*Records for processing*:
====

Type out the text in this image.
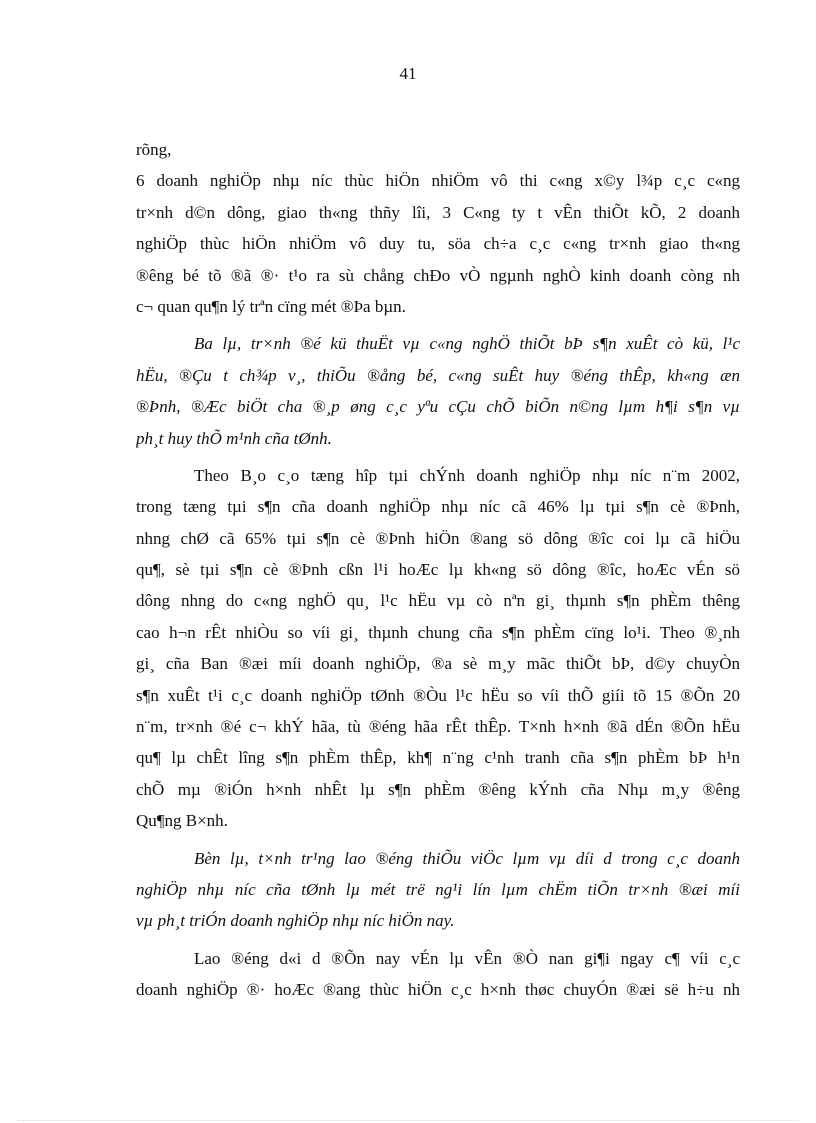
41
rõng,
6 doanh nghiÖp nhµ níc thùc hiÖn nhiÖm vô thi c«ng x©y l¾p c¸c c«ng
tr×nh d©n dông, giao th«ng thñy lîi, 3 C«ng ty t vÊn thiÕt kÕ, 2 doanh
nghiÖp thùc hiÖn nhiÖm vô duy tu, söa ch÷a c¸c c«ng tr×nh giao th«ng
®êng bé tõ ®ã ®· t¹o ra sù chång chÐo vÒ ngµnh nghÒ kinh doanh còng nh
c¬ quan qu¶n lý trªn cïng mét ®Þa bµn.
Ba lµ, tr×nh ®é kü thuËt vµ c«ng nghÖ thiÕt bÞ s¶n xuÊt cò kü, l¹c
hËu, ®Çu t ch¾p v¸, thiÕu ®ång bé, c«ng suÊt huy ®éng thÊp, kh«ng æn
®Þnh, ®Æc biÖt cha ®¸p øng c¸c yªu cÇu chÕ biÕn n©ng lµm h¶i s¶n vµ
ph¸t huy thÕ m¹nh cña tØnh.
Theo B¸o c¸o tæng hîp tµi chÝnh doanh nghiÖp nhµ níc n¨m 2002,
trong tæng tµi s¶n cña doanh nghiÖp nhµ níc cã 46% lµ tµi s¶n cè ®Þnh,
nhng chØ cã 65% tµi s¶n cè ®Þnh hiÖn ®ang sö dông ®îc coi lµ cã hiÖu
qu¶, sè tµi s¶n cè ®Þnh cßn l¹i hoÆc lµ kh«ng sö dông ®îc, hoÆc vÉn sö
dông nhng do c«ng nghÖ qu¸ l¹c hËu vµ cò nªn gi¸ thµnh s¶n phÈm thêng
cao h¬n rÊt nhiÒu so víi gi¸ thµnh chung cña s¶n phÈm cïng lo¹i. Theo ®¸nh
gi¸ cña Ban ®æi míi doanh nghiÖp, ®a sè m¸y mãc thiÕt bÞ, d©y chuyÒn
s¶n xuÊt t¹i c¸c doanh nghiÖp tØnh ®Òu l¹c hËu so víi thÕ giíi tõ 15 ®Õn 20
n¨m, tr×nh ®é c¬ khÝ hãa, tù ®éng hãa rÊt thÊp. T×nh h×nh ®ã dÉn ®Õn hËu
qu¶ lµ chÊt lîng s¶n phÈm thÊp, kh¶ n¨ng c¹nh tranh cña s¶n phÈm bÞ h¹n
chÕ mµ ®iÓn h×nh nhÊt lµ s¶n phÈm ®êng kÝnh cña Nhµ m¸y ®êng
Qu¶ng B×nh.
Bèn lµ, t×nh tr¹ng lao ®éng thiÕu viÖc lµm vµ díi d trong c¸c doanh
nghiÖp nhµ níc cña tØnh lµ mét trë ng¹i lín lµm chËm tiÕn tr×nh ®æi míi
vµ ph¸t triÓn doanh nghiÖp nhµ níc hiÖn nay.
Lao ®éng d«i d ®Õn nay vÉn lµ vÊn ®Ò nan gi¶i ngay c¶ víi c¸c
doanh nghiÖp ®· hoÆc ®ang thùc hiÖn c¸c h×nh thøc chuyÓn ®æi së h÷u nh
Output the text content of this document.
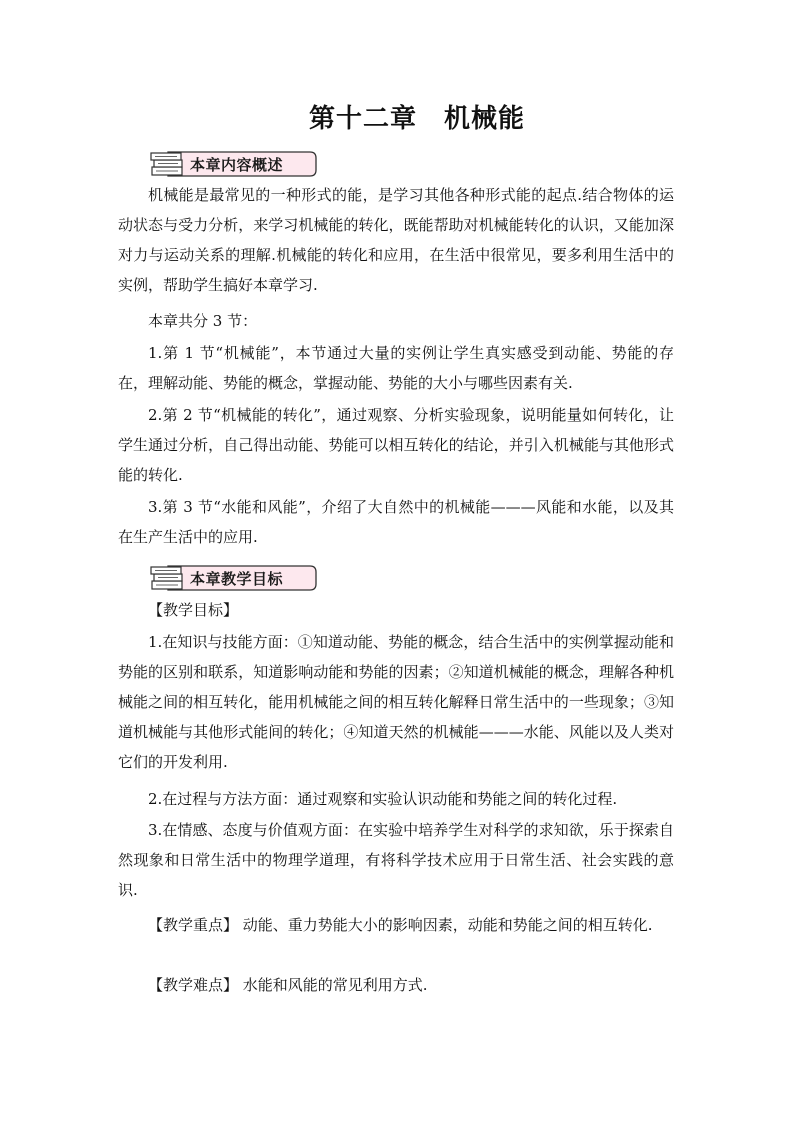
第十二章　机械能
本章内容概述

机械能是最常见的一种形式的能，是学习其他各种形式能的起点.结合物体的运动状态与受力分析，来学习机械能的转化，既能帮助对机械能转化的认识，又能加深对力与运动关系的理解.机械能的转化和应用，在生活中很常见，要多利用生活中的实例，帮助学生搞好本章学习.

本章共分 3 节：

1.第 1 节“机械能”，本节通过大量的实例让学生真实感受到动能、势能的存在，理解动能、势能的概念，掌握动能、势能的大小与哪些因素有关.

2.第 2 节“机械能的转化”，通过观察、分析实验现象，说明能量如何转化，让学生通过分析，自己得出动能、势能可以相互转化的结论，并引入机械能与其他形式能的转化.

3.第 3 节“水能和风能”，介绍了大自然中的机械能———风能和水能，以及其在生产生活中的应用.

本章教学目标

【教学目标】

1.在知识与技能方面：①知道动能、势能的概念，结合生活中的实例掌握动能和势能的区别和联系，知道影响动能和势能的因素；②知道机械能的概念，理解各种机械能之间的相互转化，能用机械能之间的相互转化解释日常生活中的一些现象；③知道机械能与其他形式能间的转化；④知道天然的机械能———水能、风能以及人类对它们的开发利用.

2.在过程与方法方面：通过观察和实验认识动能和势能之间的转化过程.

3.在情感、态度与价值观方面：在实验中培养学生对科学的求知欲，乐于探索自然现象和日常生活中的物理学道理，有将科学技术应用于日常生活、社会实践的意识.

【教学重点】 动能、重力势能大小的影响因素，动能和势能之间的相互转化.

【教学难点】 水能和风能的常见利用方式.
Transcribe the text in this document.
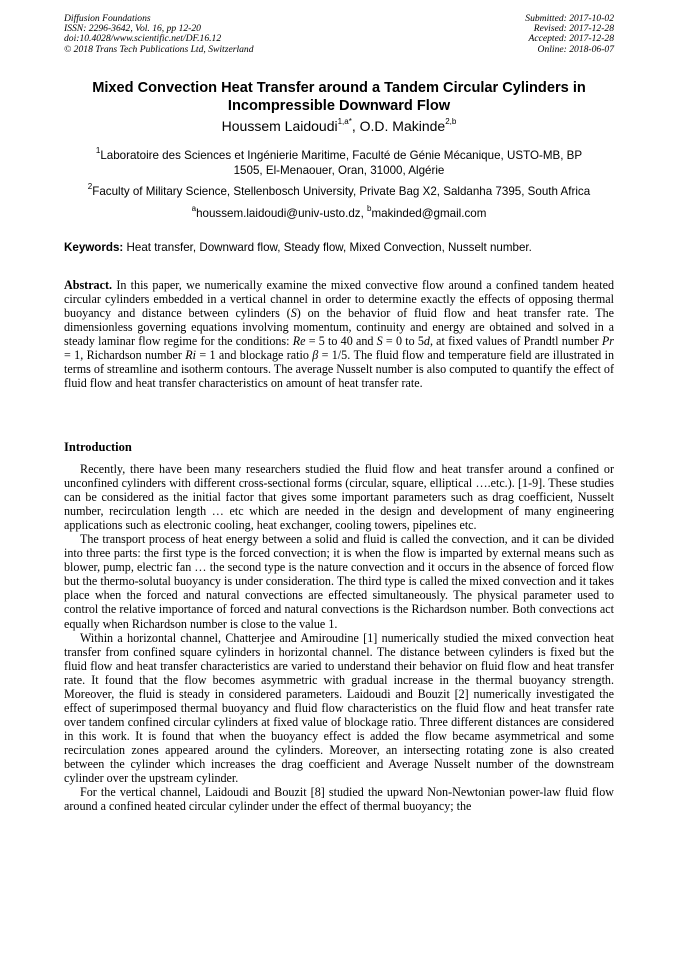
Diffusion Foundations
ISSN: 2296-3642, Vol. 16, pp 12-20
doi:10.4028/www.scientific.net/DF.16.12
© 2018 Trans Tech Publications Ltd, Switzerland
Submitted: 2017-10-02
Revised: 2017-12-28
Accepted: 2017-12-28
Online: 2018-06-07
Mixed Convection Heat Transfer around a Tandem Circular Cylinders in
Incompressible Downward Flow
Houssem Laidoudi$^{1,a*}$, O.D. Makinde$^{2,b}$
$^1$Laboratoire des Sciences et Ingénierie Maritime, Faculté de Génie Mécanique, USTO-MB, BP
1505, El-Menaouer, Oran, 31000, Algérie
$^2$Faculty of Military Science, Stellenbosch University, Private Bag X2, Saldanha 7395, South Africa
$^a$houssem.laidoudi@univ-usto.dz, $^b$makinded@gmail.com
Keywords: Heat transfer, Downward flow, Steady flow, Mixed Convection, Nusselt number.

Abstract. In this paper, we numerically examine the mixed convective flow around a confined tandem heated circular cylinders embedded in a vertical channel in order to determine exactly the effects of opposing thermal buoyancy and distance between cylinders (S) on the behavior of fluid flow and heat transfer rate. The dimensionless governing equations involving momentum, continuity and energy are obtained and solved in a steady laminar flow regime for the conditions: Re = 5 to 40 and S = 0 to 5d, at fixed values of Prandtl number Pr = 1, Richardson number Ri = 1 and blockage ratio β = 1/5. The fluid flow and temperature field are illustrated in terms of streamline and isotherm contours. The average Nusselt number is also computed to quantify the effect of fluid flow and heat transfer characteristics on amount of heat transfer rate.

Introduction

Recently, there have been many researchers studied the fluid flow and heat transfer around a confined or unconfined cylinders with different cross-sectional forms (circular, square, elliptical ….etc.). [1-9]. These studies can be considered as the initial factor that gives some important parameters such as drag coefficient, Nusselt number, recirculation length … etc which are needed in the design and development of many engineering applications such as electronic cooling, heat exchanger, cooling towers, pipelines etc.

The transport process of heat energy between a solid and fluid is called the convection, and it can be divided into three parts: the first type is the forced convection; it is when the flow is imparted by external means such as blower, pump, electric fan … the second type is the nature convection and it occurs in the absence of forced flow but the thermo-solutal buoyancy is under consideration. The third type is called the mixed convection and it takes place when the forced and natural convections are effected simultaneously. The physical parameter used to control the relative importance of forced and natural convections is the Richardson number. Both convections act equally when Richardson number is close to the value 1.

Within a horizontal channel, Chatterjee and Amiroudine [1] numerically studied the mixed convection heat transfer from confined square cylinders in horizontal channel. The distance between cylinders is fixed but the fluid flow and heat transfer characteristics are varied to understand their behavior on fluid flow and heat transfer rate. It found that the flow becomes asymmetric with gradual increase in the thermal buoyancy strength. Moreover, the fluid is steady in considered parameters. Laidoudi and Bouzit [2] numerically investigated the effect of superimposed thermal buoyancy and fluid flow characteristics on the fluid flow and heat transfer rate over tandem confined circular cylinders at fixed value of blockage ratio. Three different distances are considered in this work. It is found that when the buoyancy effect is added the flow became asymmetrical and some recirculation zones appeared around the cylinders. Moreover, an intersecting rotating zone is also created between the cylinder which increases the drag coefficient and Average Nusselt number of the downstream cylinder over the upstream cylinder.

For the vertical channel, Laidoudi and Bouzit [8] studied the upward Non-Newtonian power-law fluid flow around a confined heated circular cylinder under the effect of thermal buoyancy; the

====

*The exercise*:
The answer is a single number, the count of lines in the records that contain the string "phÈm".

*Exercise response*:
4